* Required tasks:
1. In the article on ARCore and YouTube drawing tutorials below, list the subtle tweaks that the author says smooth transitions between words and letters involve.
2. Continue the article on ARCore and YouTube drawing tutorials below, starting after its last sentence.

* Source text:
Exploring YouTube Drawing Tutorials with ARCore
Lately, there’s been a lot of cool examples of developers using augmented reality to help people tap into their creative side. Whether that’s using AR to make art on a sketchpad, AR-enabled coloring books, or using AR to make art in the 3D space around you, something really delightful happens when you merge sketchpad and screen.
It got me thinking about how AR could help me with one of my new artistic hobbies: learning hand lettering. Hand lettering is a nice way to relax, but it’s also surprisingly tricky. Making lovely transitions between words and letters involves a lot of subtle tweaks: holding the pen correctly, applying pressure effectively, and making the correct arc shapes on the letterforms. Everything between your shoulder and the paper matters.
Without an IRL hand lettering teacher, my options were learning from worksheets or videos — but neither of them were exactly what I wanted. Printed worksheets help with the broad strokes (no pun intended) — but for me, their step-by-step nature, divorced from the artist’s hand, doesn’t provide all that extra, subtle information that I find so useful. (Further, not all of my favorite hand letterers even have the bandwidth to make worksheets.) And while video tutorials have all that juicy detail, they have their own problem: namely, that I have to keep looking back and forth between what I’m doing and what’s on the screen. As you might expect, that doesn’t usually end well.
After I lamented about several failed holiday cards at work, a few of us started talking about this back-and-forth glancing between the video and the notepad. We wondered: what if instead of having to choose between worksheets or videos, we could use AR and see those videos on the page in front of us? What would it be like to take some of these already-made YouTube tutorials around doodling, hand-lettering, and calligraphy, and draw along with them in AR? Could we crack open some cool learning experiences, without any extra effort on the video creator’s part? And what could we learn about AR video UX in the process? We decided to test it out and share the results.

* Excerpted records:
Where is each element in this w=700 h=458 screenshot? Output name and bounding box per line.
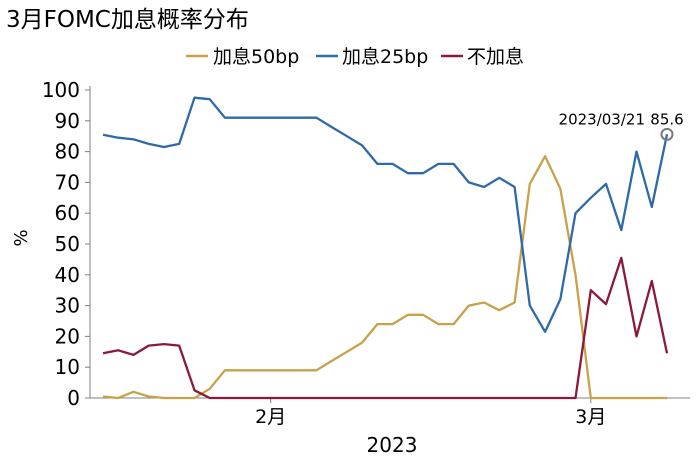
y-tick-label: 60 <box>55 201 80 225</box>
chart-title: 3月FOMC加息概率分布 <box>6 7 249 33</box>
y-tick-label: 10 <box>55 355 80 379</box>
y-tick-label: 80 <box>55 140 80 164</box>
legend-item-25bp: 加息25bp <box>316 46 428 68</box>
annotation-date: 2023/03/21 <box>559 110 645 128</box>
y-axis-label: % <box>11 229 32 246</box>
y-tick-label: 50 <box>55 232 80 256</box>
series-lines <box>102 96 669 400</box>
x-axis-label: 2023 <box>367 433 418 457</box>
legend-item-50bp: 加息50bp <box>186 46 299 68</box>
y-tick-label: 30 <box>55 294 80 318</box>
annotation-value: 85.6 <box>650 110 683 128</box>
legend-item-no-hike: 不加息 <box>441 46 524 68</box>
legend-label-no-hike: 不加息 <box>467 46 524 68</box>
y-tick-label: 90 <box>55 109 80 133</box>
annotation-marker <box>660 127 674 141</box>
series-line-25bp <box>102 96 669 333</box>
y-tick-label: 40 <box>55 263 80 287</box>
legend-label-25bp: 加息25bp <box>342 46 428 68</box>
annotation: 2023/03/21 85.6 <box>559 110 684 141</box>
series-line-no-hike <box>102 256 669 400</box>
y-tick-label: 100 <box>42 78 80 102</box>
y-ticks: 0 10 20 30 40 50 60 70 80 90 100 <box>42 78 90 410</box>
legend-label-50bp: 加息50bp <box>213 46 299 68</box>
y-tick-label: 0 <box>67 386 80 410</box>
x-tick-label: 2月 <box>255 406 286 428</box>
y-tick-label: 20 <box>55 324 80 348</box>
x-tick-label: 3月 <box>575 406 606 428</box>
series-line-50bp <box>102 155 667 400</box>
x-ticks: 2月 3月 <box>255 398 606 428</box>
y-tick-label: 70 <box>55 170 80 194</box>
legend: 加息50bp 加息25bp 不加息 <box>186 46 524 68</box>
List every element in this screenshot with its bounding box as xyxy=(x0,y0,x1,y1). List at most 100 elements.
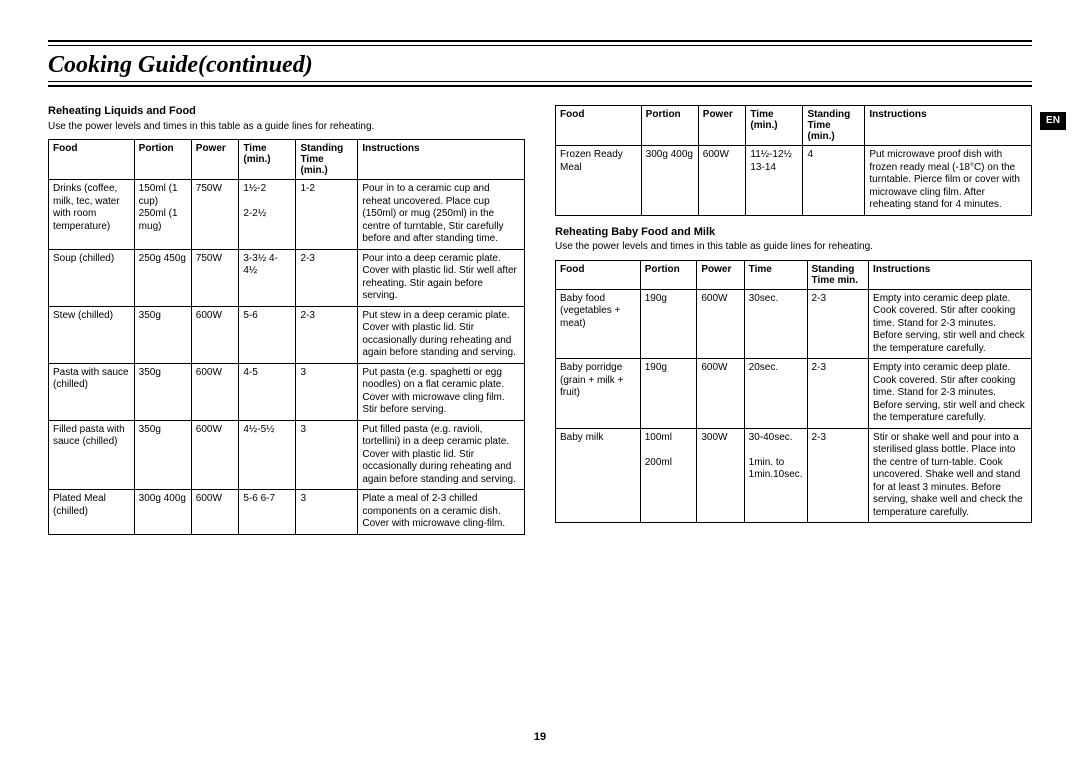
cell-food: Baby porridge (grain + milk + fruit) xyxy=(556,359,641,429)
th-standing: Standing Time min. xyxy=(807,260,869,289)
page-title: Cooking Guide(continued) xyxy=(48,52,1032,79)
cell-portion: 190g xyxy=(640,359,697,429)
table-row: Plated Meal (chilled)300g 400g600W5-6 6-… xyxy=(49,490,525,535)
table-header-row: Food Portion Power Time Standing Time mi… xyxy=(556,260,1032,289)
page-root: Cooking Guide(continued) EN Reheating Li… xyxy=(0,0,1080,763)
th-power: Power xyxy=(191,140,239,180)
table-row: Baby milk100ml 200ml300W30-40sec. 1min. … xyxy=(556,428,1032,523)
cell-time: 4-5 xyxy=(239,363,296,420)
section3-title: Reheating Baby Food and Milk xyxy=(555,226,1032,240)
left-column: Reheating Liquids and Food Use the power… xyxy=(48,105,525,545)
cell-time: 5-6 6-7 xyxy=(239,490,296,535)
table-header-row: Food Portion Power Time (min.) Standing … xyxy=(49,140,525,180)
cell-standing: 3 xyxy=(296,490,358,535)
cell-time: 1½-2 2-2½ xyxy=(239,180,296,250)
section1-tbody: Drinks (coffee, milk, tec, water with ro… xyxy=(49,180,525,535)
cell-portion: 300g 400g xyxy=(641,146,698,216)
cell-instructions: Empty into ceramic deep plate. Cook cove… xyxy=(869,289,1032,359)
th-portion: Portion xyxy=(641,106,698,146)
table-row: Drinks (coffee, milk, tec, water with ro… xyxy=(49,180,525,250)
cell-power: 750W xyxy=(191,249,239,306)
cell-portion: 350g xyxy=(134,420,191,490)
section3-tbody: Baby food (vegetables + meat)190g600W30s… xyxy=(556,289,1032,523)
cell-power: 600W xyxy=(191,490,239,535)
cell-portion: 300g 400g xyxy=(134,490,191,535)
cell-instructions: Put pasta (e.g. spaghetti or egg noodles… xyxy=(358,363,525,420)
page-number: 19 xyxy=(0,731,1080,743)
section2-tbody: Frozen Ready Meal300g 400g600W11½-12½ 13… xyxy=(556,146,1032,216)
cell-power: 600W xyxy=(697,289,744,359)
cell-standing: 3 xyxy=(296,420,358,490)
cell-instructions: Stir or shake well and pour into a steri… xyxy=(869,428,1032,523)
th-instructions: Instructions xyxy=(865,106,1032,146)
cell-instructions: Plate a meal of 2-3 chilled components o… xyxy=(358,490,525,535)
right-column: Food Portion Power Time (min.) Standing … xyxy=(555,105,1032,545)
cell-power: 750W xyxy=(191,180,239,250)
cell-power: 300W xyxy=(697,428,744,523)
cell-portion: 100ml 200ml xyxy=(640,428,697,523)
cell-instructions: Pour in to a ceramic cup and reheat unco… xyxy=(358,180,525,250)
language-badge: EN xyxy=(1040,112,1066,130)
cell-food: Drinks (coffee, milk, tec, water with ro… xyxy=(49,180,135,250)
th-standing: Standing Time (min.) xyxy=(803,106,865,146)
cell-standing: 2-3 xyxy=(807,428,869,523)
content-columns: Reheating Liquids and Food Use the power… xyxy=(48,105,1032,545)
cell-standing: 3 xyxy=(296,363,358,420)
cell-standing: 2-3 xyxy=(807,289,869,359)
cell-standing: 2-3 xyxy=(807,359,869,429)
table-row: Baby food (vegetables + meat)190g600W30s… xyxy=(556,289,1032,359)
rule-under xyxy=(48,81,1032,87)
th-time: Time xyxy=(744,260,807,289)
th-time: Time (min.) xyxy=(746,106,803,146)
section1-intro: Use the power levels and times in this t… xyxy=(48,121,525,134)
cell-instructions: Put stew in a deep ceramic plate. Cover … xyxy=(358,306,525,363)
th-instructions: Instructions xyxy=(869,260,1032,289)
cell-power: 600W xyxy=(191,363,239,420)
table-row: Filled pasta with sauce (chilled)350g600… xyxy=(49,420,525,490)
table-row: Frozen Ready Meal300g 400g600W11½-12½ 13… xyxy=(556,146,1032,216)
section3-intro: Use the power levels and times in this t… xyxy=(555,241,1032,254)
cell-time: 5-6 xyxy=(239,306,296,363)
cell-portion: 250g 450g xyxy=(134,249,191,306)
section1-table: Food Portion Power Time (min.) Standing … xyxy=(48,139,525,535)
cell-portion: 190g xyxy=(640,289,697,359)
th-time: Time (min.) xyxy=(239,140,296,180)
cell-portion: 150ml (1 cup) 250ml (1 mug) xyxy=(134,180,191,250)
cell-instructions: Empty into ceramic deep plate. Cook cove… xyxy=(869,359,1032,429)
cell-instructions: Put filled pasta (e.g. ravioli, tortelli… xyxy=(358,420,525,490)
cell-power: 600W xyxy=(191,420,239,490)
cell-power: 600W xyxy=(697,359,744,429)
cell-standing: 2-3 xyxy=(296,249,358,306)
cell-standing: 2-3 xyxy=(296,306,358,363)
cell-standing: 4 xyxy=(803,146,865,216)
cell-food: Plated Meal (chilled) xyxy=(49,490,135,535)
cell-time: 30-40sec. 1min. to 1min.10sec. xyxy=(744,428,807,523)
cell-time: 30sec. xyxy=(744,289,807,359)
th-food: Food xyxy=(556,260,641,289)
table-header-row: Food Portion Power Time (min.) Standing … xyxy=(556,106,1032,146)
th-power: Power xyxy=(697,260,744,289)
cell-food: Soup (chilled) xyxy=(49,249,135,306)
cell-portion: 350g xyxy=(134,306,191,363)
cell-food: Filled pasta with sauce (chilled) xyxy=(49,420,135,490)
table-row: Pasta with sauce (chilled)350g600W4-53Pu… xyxy=(49,363,525,420)
th-portion: Portion xyxy=(640,260,697,289)
section2-table: Food Portion Power Time (min.) Standing … xyxy=(555,105,1032,216)
cell-time: 4½-5½ xyxy=(239,420,296,490)
cell-instructions: Pour into a deep ceramic plate. Cover wi… xyxy=(358,249,525,306)
th-food: Food xyxy=(49,140,135,180)
cell-food: Baby milk xyxy=(556,428,641,523)
cell-portion: 350g xyxy=(134,363,191,420)
cell-food: Baby food (vegetables + meat) xyxy=(556,289,641,359)
th-portion: Portion xyxy=(134,140,191,180)
section3-table: Food Portion Power Time Standing Time mi… xyxy=(555,260,1032,524)
th-power: Power xyxy=(698,106,746,146)
rule-top xyxy=(48,40,1032,46)
cell-standing: 1-2 xyxy=(296,180,358,250)
cell-time: 11½-12½ 13-14 xyxy=(746,146,803,216)
section1-title: Reheating Liquids and Food xyxy=(48,105,525,119)
cell-power: 600W xyxy=(191,306,239,363)
cell-food: Stew (chilled) xyxy=(49,306,135,363)
cell-food: Pasta with sauce (chilled) xyxy=(49,363,135,420)
cell-time: 3-3½ 4-4½ xyxy=(239,249,296,306)
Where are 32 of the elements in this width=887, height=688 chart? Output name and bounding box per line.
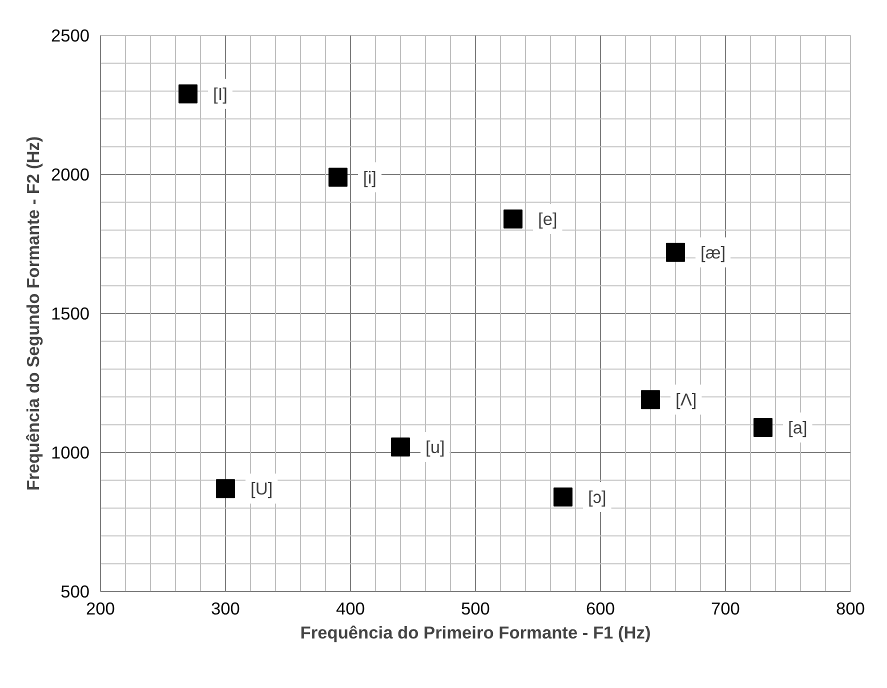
point — [641, 390, 660, 410]
point — [328, 168, 348, 187]
point — [216, 479, 235, 498]
x-tick-label: 300 — [211, 598, 240, 618]
x-tick-label: 800 — [836, 598, 865, 618]
y-tick-label: 1000 — [50, 442, 90, 462]
annotation: [u] — [426, 436, 445, 457]
point — [554, 487, 572, 506]
y-tick-label: 1500 — [50, 304, 90, 324]
point — [178, 84, 198, 104]
x-tick-label: 700 — [711, 598, 740, 618]
x-tick-label: 400 — [336, 598, 365, 618]
x-axis-title: Frequência do Primeiro Formante - F1 (Hz) — [300, 622, 651, 642]
y-axis-title: Frequência do Segundo Formante - F2 (Hz) — [22, 136, 43, 491]
point — [504, 209, 522, 228]
x-tick-label: 600 — [586, 598, 615, 618]
point — [754, 418, 772, 437]
point — [666, 242, 685, 262]
annotation: [U] — [250, 478, 273, 499]
annotation: [ɔ] — [588, 486, 606, 507]
y-tick-label: 500 — [60, 582, 90, 602]
annotation: [I] — [213, 84, 228, 104]
annotation: [a] — [788, 417, 808, 438]
annotation: [Λ] — [676, 390, 697, 410]
x-tick-label: 200 — [86, 598, 115, 618]
y-tick-label: 2500 — [50, 26, 90, 46]
x-tick-label: 500 — [461, 598, 490, 618]
point — [391, 437, 410, 456]
y-tick-label: 2000 — [50, 164, 90, 184]
annotation: [æ] — [700, 242, 726, 262]
annotation: [i] — [363, 167, 376, 188]
annotation: [e] — [538, 208, 558, 229]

* Expected outputs:
1.
- Holding the pen correctly
- Applying pressure effectively
- Making the correct arc shapes on the letterforms

2.
To get insight from an expert, we invited the prolific doodler AmandaRachLee to come and help us find out. We were already fans of her, and we’re not alone: she has 1.3 million subscribers to her channel, which is all about breaking down the sometimes-tricky processes of calligraphy, drawing, and bullet-journaling into super-accessible pieces. Her friendly and helpful teaching style has cultivated a massive community of folks actively reproducing, practicing with, and remixing designs from her videos to make their own unique creations.
Read on to see how we made our prototype, what it felt like to use it, and some of the best practices and UI/UX affordances we found helpful along the way, which you might want to take for your own projects.
Making the prototype
There were a few technical considerations early on, before we even started thinking about UI/UX of YouTube in AR: placing the video on paper; retaining very high fidelity tracking; and getting YouTube videos in Unity.
Placing the video on paper
In order to set up our AR world, we set up a new Unity ARCore project. From there, we were able to jump off from the HelloAR example very easily. In the HelloAR example, there’s code to handle finding and visualizing planes, as well as handle raycasting to anchor virtual objects on those surfaces. All we had to do was replace the default prefab with our AR video “tracing paper” (we’ll get more in depth on that asset below).
However, while placing the video is easy, keeping it in place — especially for a use case as precise as drawing — brings in some complexity.
Retaining very high fidelity tracking
Drawing is a tricky use case for augmented reality, because typically, we want to draw on smooth, blank surfaces — but a smooth, blank surface is frequently kryptonite for AR.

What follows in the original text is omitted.